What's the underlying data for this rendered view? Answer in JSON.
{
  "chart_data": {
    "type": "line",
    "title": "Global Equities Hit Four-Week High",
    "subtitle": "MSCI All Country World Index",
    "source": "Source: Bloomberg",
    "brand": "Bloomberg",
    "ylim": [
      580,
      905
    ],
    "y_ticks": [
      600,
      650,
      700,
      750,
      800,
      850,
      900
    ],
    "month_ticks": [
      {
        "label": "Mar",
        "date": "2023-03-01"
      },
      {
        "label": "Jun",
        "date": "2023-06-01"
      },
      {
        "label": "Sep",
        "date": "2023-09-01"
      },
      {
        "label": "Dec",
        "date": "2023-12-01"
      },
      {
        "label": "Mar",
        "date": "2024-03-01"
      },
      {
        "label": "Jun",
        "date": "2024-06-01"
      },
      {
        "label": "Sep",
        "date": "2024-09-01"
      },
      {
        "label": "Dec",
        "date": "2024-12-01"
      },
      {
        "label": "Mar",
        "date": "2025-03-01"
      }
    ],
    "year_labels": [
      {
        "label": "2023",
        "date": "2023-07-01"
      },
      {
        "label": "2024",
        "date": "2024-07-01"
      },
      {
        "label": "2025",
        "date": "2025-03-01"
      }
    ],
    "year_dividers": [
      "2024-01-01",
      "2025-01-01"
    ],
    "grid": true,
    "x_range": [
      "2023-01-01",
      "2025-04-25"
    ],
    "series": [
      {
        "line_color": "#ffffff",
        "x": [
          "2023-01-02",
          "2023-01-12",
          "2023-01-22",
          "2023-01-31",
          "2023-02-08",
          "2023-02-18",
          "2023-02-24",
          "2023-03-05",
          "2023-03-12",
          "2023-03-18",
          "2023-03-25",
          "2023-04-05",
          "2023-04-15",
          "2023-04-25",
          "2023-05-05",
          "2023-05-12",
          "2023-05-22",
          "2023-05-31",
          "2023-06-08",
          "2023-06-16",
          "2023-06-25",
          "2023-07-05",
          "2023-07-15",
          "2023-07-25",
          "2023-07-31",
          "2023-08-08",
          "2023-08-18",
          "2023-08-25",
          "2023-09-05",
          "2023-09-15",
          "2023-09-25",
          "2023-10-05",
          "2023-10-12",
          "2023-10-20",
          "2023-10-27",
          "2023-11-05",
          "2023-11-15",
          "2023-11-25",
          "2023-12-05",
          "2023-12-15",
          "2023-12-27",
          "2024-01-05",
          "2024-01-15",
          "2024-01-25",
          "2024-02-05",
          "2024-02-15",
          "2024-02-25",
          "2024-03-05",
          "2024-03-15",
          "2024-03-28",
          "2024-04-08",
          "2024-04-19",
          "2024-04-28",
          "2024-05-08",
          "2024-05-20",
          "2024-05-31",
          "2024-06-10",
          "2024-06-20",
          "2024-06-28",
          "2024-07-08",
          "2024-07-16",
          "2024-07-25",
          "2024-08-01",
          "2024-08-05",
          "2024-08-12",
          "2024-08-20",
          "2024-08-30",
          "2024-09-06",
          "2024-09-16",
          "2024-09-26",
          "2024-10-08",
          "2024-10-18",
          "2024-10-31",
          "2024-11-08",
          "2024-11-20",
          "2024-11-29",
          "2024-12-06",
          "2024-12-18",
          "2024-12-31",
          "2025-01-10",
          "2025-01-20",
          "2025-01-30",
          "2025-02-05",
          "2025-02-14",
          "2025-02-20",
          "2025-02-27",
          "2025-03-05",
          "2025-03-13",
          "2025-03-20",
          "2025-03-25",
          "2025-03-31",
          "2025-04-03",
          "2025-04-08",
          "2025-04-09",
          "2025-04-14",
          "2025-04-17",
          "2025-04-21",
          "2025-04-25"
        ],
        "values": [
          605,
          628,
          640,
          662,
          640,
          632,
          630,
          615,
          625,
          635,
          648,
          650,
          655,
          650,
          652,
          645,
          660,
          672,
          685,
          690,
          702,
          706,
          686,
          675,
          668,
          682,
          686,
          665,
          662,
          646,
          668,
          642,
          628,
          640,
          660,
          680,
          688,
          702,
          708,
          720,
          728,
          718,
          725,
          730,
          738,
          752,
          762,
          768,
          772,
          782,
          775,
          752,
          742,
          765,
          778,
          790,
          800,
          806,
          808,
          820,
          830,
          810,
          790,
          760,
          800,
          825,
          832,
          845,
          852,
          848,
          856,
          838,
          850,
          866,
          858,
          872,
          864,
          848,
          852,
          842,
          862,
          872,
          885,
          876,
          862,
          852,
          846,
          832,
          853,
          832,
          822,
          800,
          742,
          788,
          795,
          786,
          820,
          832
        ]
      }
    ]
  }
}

########

» **Given task**
Search the entries for "date" and copy out each line that has it.

» **Expected answer**
        "date": "2023-03-01"
        "date": "2023-06-01"
        "date": "2023-09-01"
        "date": "2023-12-01"
        "date": "2024-03-01"
        "date": "2024-06-01"
        "date": "2024-09-01"
        "date": "2024-12-01"
        "date": "2025-03-01"
        "date": "2023-07-01"
        "date": "2024-07-01"
        "date": "2025-03-01"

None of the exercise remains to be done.